> Data for the task:

========

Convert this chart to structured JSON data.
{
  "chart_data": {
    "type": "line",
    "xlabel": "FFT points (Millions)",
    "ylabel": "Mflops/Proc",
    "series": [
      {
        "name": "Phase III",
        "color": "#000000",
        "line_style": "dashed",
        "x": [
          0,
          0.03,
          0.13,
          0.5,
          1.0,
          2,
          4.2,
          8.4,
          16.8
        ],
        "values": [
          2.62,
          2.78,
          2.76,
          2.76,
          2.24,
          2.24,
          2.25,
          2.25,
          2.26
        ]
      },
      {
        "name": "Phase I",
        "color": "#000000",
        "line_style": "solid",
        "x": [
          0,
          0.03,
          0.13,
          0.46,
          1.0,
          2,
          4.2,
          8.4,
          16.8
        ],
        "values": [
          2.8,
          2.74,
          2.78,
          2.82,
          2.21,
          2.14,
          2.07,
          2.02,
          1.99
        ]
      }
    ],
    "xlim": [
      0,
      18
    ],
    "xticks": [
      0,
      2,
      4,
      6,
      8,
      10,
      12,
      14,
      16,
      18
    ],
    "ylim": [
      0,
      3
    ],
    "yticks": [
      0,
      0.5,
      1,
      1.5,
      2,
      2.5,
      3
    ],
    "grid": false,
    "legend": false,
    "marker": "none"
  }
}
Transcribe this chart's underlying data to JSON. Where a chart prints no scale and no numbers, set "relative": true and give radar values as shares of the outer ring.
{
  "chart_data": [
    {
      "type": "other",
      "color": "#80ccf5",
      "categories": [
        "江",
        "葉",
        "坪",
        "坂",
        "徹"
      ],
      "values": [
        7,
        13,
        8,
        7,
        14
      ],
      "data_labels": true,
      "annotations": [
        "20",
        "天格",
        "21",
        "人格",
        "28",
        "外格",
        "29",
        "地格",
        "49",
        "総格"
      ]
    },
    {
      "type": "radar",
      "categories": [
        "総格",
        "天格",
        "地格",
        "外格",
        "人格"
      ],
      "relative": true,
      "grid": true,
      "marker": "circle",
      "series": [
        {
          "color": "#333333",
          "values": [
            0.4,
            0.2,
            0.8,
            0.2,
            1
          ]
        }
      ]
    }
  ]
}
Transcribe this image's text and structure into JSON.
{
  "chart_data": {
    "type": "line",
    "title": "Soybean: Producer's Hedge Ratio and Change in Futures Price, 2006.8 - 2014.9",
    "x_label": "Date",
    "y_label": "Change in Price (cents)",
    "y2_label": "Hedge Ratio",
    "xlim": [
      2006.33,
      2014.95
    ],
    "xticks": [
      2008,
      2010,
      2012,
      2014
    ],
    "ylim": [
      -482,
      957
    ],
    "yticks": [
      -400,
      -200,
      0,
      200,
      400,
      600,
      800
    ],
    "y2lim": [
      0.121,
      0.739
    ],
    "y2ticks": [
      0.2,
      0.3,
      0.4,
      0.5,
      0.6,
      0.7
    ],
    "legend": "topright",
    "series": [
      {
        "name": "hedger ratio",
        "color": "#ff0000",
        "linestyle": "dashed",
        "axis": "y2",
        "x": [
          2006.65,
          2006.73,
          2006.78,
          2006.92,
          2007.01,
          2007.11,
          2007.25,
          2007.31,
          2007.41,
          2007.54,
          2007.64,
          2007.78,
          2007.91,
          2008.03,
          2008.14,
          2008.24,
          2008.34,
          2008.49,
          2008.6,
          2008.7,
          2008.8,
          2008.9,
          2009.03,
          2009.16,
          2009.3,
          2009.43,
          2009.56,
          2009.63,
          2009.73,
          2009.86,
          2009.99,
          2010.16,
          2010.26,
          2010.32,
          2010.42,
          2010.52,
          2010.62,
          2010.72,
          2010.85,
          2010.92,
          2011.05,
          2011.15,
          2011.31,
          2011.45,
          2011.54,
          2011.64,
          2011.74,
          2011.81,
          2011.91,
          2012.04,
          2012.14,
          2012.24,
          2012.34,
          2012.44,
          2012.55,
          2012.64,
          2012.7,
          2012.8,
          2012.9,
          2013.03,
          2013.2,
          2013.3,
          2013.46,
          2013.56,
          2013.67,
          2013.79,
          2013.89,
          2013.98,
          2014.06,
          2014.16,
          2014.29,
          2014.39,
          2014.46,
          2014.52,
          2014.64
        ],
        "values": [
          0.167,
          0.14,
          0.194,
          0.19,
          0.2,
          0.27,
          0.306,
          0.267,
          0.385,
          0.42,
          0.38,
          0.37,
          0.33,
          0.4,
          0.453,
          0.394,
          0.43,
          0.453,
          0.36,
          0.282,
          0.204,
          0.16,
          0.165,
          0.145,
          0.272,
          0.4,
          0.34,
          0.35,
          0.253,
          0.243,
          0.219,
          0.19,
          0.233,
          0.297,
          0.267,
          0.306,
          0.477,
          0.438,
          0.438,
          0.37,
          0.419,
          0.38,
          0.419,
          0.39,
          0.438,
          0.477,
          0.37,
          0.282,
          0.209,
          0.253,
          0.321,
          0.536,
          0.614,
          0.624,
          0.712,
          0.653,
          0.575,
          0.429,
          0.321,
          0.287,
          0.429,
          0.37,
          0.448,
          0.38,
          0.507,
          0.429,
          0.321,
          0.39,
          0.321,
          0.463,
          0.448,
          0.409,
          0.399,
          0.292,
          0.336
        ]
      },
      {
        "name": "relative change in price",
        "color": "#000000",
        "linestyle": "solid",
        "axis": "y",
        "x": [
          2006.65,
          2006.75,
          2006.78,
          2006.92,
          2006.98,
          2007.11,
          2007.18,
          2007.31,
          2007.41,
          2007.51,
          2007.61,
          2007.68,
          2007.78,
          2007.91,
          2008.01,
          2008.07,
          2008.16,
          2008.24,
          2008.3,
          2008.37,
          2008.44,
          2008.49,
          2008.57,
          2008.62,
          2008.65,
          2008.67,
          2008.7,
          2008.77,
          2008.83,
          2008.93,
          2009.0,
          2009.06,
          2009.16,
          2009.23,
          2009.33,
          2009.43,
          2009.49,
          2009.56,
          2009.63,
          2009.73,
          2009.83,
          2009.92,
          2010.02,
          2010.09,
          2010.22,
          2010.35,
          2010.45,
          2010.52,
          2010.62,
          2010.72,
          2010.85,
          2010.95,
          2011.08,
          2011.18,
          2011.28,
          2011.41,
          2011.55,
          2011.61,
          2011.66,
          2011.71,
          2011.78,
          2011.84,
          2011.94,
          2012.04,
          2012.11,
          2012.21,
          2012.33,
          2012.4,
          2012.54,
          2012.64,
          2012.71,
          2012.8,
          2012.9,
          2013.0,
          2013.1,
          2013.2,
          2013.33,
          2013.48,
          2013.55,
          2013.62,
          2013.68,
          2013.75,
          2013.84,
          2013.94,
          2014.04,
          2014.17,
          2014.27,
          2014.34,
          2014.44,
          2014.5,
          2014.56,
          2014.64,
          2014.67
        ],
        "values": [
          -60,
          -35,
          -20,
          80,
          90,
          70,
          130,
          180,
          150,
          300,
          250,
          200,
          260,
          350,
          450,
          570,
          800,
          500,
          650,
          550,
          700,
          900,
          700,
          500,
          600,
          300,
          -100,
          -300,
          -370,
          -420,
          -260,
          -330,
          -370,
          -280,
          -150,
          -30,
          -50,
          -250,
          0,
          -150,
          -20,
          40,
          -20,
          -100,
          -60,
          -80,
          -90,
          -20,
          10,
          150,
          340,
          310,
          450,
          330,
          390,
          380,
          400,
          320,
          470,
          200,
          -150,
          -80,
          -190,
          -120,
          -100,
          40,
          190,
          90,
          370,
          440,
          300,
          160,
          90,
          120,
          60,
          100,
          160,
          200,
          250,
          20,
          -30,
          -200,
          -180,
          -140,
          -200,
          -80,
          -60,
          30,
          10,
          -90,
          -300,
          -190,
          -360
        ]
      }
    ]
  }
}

========

> Objective: Restate the records, all of them, precisely as written.

> Reply to the task:
Convert this chart to structured JSON data.
{
  "chart_data": {
    "type": "line",
    "xlabel": "FFT points (Millions)",
    "ylabel": "Mflops/Proc",
    "series": [
      {
        "name": "Phase III",
        "color": "#000000",
        "line_style": "dashed",
        "x": [
          0,
          0.03,
          0.13,
          0.5,
          1.0,
          2,
          4.2,
          8.4,
          16.8
        ],
        "values": [
          2.62,
          2.78,
          2.76,
          2.76,
          2.24,
          2.24,
          2.25,
          2.25,
          2.26
        ]
      },
      {
        "name": "Phase I",
        "color": "#000000",
        "line_style": "solid",
        "x": [
          0,
          0.03,
          0.13,
          0.46,
          1.0,
          2,
          4.2,
          8.4,
          16.8
        ],
        "values": [
          2.8,
          2.74,
          2.78,
          2.82,
          2.21,
          2.14,
          2.07,
          2.02,
          1.99
        ]
      }
    ],
    "xlim": [
      0,
      18
    ],
    "xticks": [
      0,
      2,
      4,
      6,
      8,
      10,
      12,
      14,
      16,
      18
    ],
    "ylim": [
      0,
      3
    ],
    "yticks": [
      0,
      0.5,
      1,
      1.5,
      2,
      2.5,
      3
    ],
    "grid": false,
    "legend": false,
    "marker": "none"
  }
}
Transcribe this chart's underlying data to JSON. Where a chart prints no scale and no numbers, set "relative": true and give radar values as shares of the outer ring.
{
  "chart_data": [
    {
      "type": "other",
      "color": "#80ccf5",
      "categories": [
        "江",
        "葉",
        "坪",
        "坂",
        "徹"
      ],
      "values": [
        7,
        13,
        8,
        7,
        14
      ],
      "data_labels": true,
      "annotations": [
        "20",
        "天格",
        "21",
        "人格",
        "28",
        "外格",
        "29",
        "地格",
        "49",
        "総格"
      ]
    },
    {
      "type": "radar",
      "categories": [
        "総格",
        "天格",
        "地格",
        "外格",
        "人格"
      ],
      "relative": true,
      "grid": true,
      "marker": "circle",
      "series": [
        {
          "color": "#333333",
          "values": [
            0.4,
            0.2,
            0.8,
            0.2,
            1
          ]
        }
      ]
    }
  ]
}
Transcribe this image's text and structure into JSON.
{
  "chart_data": {
    "type": "line",
    "title": "Soybean: Producer's Hedge Ratio and Change in Futures Price, 2006.8 - 2014.9",
    "x_label": "Date",
    "y_label": "Change in Price (cents)",
    "y2_label": "Hedge Ratio",
    "xlim": [
      2006.33,
      2014.95
    ],
    "xticks": [
      2008,
      2010,
      2012,
      2014
    ],
    "ylim": [
      -482,
      957
    ],
    "yticks": [
      -400,
      -200,
      0,
      200,
      400,
      600,
      800
    ],
    "y2lim": [
      0.121,
      0.739
    ],
    "y2ticks": [
      0.2,
      0.3,
      0.4,
      0.5,
      0.6,
      0.7
    ],
    "legend": "topright",
    "series": [
      {
        "name": "hedger ratio",
        "color": "#ff0000",
        "linestyle": "dashed",
        "axis": "y2",
        "x": [
          2006.65,
          2006.73,
          2006.78,
          2006.92,
          2007.01,
          2007.11,
          2007.25,
          2007.31,
          2007.41,
          2007.54,
          2007.64,
          2007.78,
          2007.91,
          2008.03,
          2008.14,
          2008.24,
          2008.34,
          2008.49,
          2008.6,
          2008.7,
          2008.8,
          2008.9,
          2009.03,
          2009.16,
          2009.3,
          2009.43,
          2009.56,
          2009.63,
          2009.73,
          2009.86,
          2009.99,
          2010.16,
          2010.26,
          2010.32,
          2010.42,
          2010.52,
          2010.62,
          2010.72,
          2010.85,
          2010.92,
          2011.05,
          2011.15,
          2011.31,
          2011.45,
          2011.54,
          2011.64,
          2011.74,
          2011.81,
          2011.91,
          2012.04,
          2012.14,
          2012.24,
          2012.34,
          2012.44,
          2012.55,
          2012.64,
          2012.7,
          2012.8,
          2012.9,
          2013.03,
          2013.2,
          2013.3,
          2013.46,
          2013.56,
          2013.67,
          2013.79,
          2013.89,
          2013.98,
          2014.06,
          2014.16,
          2014.29,
          2014.39,
          2014.46,
          2014.52,
          2014.64
        ],
        "values": [
          0.167,
          0.14,
          0.194,
          0.19,
          0.2,
          0.27,
          0.306,
          0.267,
          0.385,
          0.42,
          0.38,
          0.37,
          0.33,
          0.4,
          0.453,
          0.394,
          0.43,
          0.453,
          0.36,
          0.282,
          0.204,
          0.16,
          0.165,
          0.145,
          0.272,
          0.4,
          0.34,
          0.35,
          0.253,
          0.243,
          0.219,
          0.19,
          0.233,
          0.297,
          0.267,
          0.306,
          0.477,
          0.438,
          0.438,
          0.37,
          0.419,
          0.38,
          0.419,
          0.39,
          0.438,
          0.477,
          0.37,
          0.282,
          0.209,
          0.253,
          0.321,
          0.536,
          0.614,
          0.624,
          0.712,
          0.653,
          0.575,
          0.429,
          0.321,
          0.287,
          0.429,
          0.37,
          0.448,
          0.38,
          0.507,
          0.429,
          0.321,
          0.39,
          0.321,
          0.463,
          0.448,
          0.409,
          0.399,
          0.292,
          0.336
        ]
      },
      {
        "name": "relative change in price",
        "color": "#000000",
        "linestyle": "solid",
        "axis": "y",
        "x": [
          2006.65,
          2006.75,
          2006.78,
          2006.92,
          2006.98,
          2007.11,
          2007.18,
          2007.31,
          2007.41,
          2007.51,
          2007.61,
          2007.68,
          2007.78,
          2007.91,
          2008.01,
          2008.07,
          2008.16,
          2008.24,
          2008.3,
          2008.37,
          2008.44,
          2008.49,
          2008.57,
          2008.62,
          2008.65,
          2008.67,
          2008.7,
          2008.77,
          2008.83,
          2008.93,
          2009.0,
          2009.06,
          2009.16,
          2009.23,
          2009.33,
          2009.43,
          2009.49,
          2009.56,
          2009.63,
          2009.73,
          2009.83,
          2009.92,
          2010.02,
          2010.09,
          2010.22,
          2010.35,
          2010.45,
          2010.52,
          2010.62,
          2010.72,
          2010.85,
          2010.95,
          2011.08,
          2011.18,
          2011.28,
          2011.41,
          2011.55,
          2011.61,
          2011.66,
          2011.71,
          2011.78,
          2011.84,
          2011.94,
          2012.04,
          2012.11,
          2012.21,
          2012.33,
          2012.4,
          2012.54,
          2012.64,
          2012.71,
          2012.8,
          2012.9,
          2013.0,
          2013.1,
          2013.2,
          2013.33,
          2013.48,
          2013.55,
          2013.62,
          2013.68,
          2013.75,
          2013.84,
          2013.94,
          2014.04,
          2014.17,
          2014.27,
          2014.34,
          2014.44,
          2014.5,
          2014.56,
          2014.64,
          2014.67
        ],
        "values": [
          -60,
          -35,
          -20,
          80,
          90,
          70,
          130,
          180,
          150,
          300,
          250,
          200,
          260,
          350,
          450,
          570,
          800,
          500,
          650,
          550,
          700,
          900,
          700,
          500,
          600,
          300,
          -100,
          -300,
          -370,
          -420,
          -260,
          -330,
          -370,
          -280,
          -150,
          -30,
          -50,
          -250,
          0,
          -150,
          -20,
          40,
          -20,
          -100,
          -60,
          -80,
          -90,
          -20,
          10,
          150,
          340,
          310,
          450,
          330,
          390,
          380,
          400,
          320,
          470,
          200,
          -150,
          -80,
          -190,
          -120,
          -100,
          40,
          190,
          90,
          370,
          440,
          300,
          160,
          90,
          120,
          60,
          100,
          160,
          200,
          250,
          20,
          -30,
          -200,
          -180,
          -140,
          -200,
          -80,
          -60,
          30,
          10,
          -90,
          -300,
          -190,
          -360
        ]
      }
    ]
  }
}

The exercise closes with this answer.